### Exercise brief
Summarize the article on Mike Rosenthal in two sentences.

### Text excerpt
##########

Mike Rosenthal

No. 78, 75
- Position: Offensive tackle

Personal information
- Born: June 10, 1977 (age 48) Pittsburgh, Pennsylvania, U.S.
- Listed height: 6 ft 7 in (2.01 m)
- Listed weight: 318 lb (144 kg)

Career information
- High school: Penn (Mishawaka, Indiana)
- College: Notre Dame
- NFL draft: 1999: 5th round, 149th overall pick

Career history
- New York Giants (1999–2002); Minnesota Vikings (2003–2006); Miami Dolphins (2007);

Awards and highlights
- First-team All-American (1998); Jewish Sports Hall of Fame (2002);

Career NFL statistics
- Games played: 89
- Games started: 58
- Stats at Pro Football Reference

= Mike Rosenthal =

American football player (born 1977)

Mike Rosenthal (born June 10, 1977) is an American former professional football player who was an offensive tackle in the National Football League (NFL). He played college football for the Notre Dame Fighting Irish, earning first-team All-American honors in 1998. He was selected by the New York Giants in the fifth round of the 1999 NFL draft, and played nine seasons in the National Football League (NFL).

==Early life==
Rosenthal was born in Pittsburgh, Pennsylvania, and is Jewish.

In high school at Penn High School, he was named USA Today All-America as a senior in Mishawaka, Indiana. He also garnered All-America honors from Parade, SuperPrep, and Blue Chip Illustrated, earning top OL honors nationally by SuperPrep and ranking # 2 by Blue Chip. He was tabbed as Indiana's Gatorade Circle of Champions Player of the Year as a senior. He lettered three times in football, and twice in basketball.

##########

### Data extract
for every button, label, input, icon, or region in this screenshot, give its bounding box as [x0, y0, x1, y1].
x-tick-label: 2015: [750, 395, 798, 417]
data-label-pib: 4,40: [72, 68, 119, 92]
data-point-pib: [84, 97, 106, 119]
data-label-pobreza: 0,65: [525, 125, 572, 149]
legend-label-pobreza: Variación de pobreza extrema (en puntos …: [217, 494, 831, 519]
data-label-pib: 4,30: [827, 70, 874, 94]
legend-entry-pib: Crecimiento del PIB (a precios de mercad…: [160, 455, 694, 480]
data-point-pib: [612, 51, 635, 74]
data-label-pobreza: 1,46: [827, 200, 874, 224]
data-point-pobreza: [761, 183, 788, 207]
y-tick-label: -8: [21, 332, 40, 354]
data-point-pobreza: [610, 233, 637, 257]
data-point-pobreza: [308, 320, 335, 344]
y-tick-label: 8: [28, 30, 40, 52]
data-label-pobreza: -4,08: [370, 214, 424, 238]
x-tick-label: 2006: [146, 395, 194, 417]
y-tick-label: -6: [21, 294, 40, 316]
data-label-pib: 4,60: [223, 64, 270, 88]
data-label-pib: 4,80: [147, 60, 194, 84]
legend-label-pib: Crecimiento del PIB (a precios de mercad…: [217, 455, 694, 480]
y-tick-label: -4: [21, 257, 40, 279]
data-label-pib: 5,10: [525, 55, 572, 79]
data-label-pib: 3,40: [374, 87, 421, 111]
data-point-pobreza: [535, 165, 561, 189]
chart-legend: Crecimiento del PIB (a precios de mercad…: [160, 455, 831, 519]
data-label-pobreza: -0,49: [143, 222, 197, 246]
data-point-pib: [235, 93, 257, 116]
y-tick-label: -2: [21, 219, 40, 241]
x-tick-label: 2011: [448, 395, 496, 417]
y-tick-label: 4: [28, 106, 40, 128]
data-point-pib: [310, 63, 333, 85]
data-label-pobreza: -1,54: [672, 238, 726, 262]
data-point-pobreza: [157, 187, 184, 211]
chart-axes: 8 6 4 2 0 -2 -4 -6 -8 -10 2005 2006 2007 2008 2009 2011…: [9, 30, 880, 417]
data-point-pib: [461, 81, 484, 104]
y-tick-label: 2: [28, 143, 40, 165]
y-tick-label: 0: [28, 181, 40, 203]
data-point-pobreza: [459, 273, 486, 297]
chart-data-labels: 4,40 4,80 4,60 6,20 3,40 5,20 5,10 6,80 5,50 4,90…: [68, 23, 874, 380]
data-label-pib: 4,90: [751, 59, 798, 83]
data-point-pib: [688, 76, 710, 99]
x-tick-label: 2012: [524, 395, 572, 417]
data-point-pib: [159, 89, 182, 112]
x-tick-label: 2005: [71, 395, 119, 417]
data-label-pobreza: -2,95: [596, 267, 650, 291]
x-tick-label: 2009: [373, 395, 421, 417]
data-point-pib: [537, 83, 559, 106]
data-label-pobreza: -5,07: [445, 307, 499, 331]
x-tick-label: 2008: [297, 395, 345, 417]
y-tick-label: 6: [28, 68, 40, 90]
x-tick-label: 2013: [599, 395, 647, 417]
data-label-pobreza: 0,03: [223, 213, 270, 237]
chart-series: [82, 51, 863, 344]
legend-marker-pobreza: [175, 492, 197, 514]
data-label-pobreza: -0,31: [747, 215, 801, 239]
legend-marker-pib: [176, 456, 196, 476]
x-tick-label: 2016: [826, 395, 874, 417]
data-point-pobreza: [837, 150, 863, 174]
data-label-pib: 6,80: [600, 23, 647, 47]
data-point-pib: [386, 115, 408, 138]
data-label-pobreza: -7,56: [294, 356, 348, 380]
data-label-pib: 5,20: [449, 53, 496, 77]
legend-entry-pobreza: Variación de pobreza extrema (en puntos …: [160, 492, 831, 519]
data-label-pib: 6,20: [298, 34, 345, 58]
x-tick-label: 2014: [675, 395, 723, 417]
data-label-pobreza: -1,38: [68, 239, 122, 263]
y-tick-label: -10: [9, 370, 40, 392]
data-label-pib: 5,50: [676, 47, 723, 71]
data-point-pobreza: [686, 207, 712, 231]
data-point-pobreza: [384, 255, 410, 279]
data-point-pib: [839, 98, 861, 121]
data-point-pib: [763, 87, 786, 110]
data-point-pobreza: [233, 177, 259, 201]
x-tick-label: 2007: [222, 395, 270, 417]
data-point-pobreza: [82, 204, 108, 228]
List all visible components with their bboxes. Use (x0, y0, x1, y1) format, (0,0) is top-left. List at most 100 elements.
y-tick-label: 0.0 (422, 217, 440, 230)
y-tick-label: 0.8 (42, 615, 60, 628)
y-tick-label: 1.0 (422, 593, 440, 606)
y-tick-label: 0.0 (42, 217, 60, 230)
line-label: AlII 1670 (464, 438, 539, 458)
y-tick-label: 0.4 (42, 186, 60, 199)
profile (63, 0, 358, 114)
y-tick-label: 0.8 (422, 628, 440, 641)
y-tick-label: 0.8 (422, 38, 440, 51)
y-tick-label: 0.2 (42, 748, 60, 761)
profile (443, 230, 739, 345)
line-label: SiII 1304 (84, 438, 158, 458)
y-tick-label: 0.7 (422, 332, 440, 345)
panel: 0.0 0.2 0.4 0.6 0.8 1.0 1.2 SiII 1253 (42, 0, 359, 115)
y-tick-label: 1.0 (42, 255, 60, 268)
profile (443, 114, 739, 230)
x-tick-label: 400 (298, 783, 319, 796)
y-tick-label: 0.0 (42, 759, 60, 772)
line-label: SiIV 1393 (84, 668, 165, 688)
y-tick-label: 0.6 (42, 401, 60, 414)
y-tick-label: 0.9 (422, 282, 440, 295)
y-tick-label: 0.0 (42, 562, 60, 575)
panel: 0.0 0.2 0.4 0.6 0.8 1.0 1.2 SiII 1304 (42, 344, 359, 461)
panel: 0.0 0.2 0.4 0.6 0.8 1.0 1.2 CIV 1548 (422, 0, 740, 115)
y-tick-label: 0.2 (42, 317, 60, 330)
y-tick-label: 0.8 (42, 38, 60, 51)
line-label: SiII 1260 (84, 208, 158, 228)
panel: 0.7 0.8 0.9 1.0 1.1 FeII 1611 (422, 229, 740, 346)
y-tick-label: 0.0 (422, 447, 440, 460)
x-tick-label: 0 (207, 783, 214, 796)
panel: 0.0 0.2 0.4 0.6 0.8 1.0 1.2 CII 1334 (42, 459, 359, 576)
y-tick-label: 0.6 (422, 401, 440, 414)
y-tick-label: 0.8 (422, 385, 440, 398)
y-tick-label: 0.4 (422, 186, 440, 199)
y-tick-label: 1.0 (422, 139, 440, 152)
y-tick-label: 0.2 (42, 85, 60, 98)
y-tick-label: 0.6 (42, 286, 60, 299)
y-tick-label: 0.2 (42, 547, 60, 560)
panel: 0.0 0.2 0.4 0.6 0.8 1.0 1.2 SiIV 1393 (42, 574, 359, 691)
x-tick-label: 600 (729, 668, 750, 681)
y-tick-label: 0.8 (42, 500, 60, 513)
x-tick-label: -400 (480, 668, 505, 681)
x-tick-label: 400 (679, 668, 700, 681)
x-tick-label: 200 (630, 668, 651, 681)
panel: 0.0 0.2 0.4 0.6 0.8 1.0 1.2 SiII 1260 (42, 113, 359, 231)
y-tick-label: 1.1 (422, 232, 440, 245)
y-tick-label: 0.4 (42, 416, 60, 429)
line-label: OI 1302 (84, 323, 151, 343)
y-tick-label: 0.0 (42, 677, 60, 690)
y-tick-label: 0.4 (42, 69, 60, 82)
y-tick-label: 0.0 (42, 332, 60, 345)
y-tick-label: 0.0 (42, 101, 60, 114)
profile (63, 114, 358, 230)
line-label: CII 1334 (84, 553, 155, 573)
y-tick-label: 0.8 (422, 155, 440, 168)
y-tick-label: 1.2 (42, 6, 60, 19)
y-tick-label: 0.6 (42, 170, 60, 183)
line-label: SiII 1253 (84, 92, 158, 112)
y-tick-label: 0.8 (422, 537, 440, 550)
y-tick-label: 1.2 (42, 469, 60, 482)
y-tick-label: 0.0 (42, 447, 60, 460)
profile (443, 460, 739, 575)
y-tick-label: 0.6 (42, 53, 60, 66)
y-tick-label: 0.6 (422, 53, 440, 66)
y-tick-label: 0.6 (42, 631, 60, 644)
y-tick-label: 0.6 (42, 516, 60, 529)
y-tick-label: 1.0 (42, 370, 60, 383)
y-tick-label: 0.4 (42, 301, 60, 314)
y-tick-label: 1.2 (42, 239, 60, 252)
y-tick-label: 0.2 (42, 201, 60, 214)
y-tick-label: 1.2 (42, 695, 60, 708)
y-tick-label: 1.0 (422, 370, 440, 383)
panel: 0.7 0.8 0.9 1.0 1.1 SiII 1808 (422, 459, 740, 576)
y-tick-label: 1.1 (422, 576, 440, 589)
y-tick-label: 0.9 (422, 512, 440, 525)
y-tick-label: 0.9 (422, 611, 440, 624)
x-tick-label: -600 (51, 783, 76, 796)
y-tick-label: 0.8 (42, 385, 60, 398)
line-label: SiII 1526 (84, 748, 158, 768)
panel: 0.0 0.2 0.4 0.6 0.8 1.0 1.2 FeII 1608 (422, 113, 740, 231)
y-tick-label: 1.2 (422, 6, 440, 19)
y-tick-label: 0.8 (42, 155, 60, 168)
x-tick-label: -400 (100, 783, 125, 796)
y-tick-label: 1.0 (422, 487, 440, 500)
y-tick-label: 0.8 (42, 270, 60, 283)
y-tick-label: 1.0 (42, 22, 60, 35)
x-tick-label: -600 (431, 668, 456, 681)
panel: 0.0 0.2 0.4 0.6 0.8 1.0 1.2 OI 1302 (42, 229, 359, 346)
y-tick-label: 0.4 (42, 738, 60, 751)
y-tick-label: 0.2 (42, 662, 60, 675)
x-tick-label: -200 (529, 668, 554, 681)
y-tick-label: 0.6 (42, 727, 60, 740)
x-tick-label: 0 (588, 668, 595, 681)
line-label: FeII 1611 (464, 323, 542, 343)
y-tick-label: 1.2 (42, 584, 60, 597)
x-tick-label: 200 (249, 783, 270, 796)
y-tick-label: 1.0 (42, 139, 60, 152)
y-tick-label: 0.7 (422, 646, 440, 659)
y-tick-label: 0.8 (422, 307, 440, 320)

##########

### Your solution
Mike Rosenthal, born June 10, 1977, in Pittsburgh, Pennsylvania, is a former offensive tackle who earned first-team All-American honors at Notre Dame in 1998 after a high school career at Penn High School in Mishawaka, Indiana, where he was named USA Today All-America as a senior. The New York Giants selected him in the fifth round of the 1999 NFL draft, and he played nine NFL seasons with the Giants, the Minnesota Vikings and the Miami Dolphins.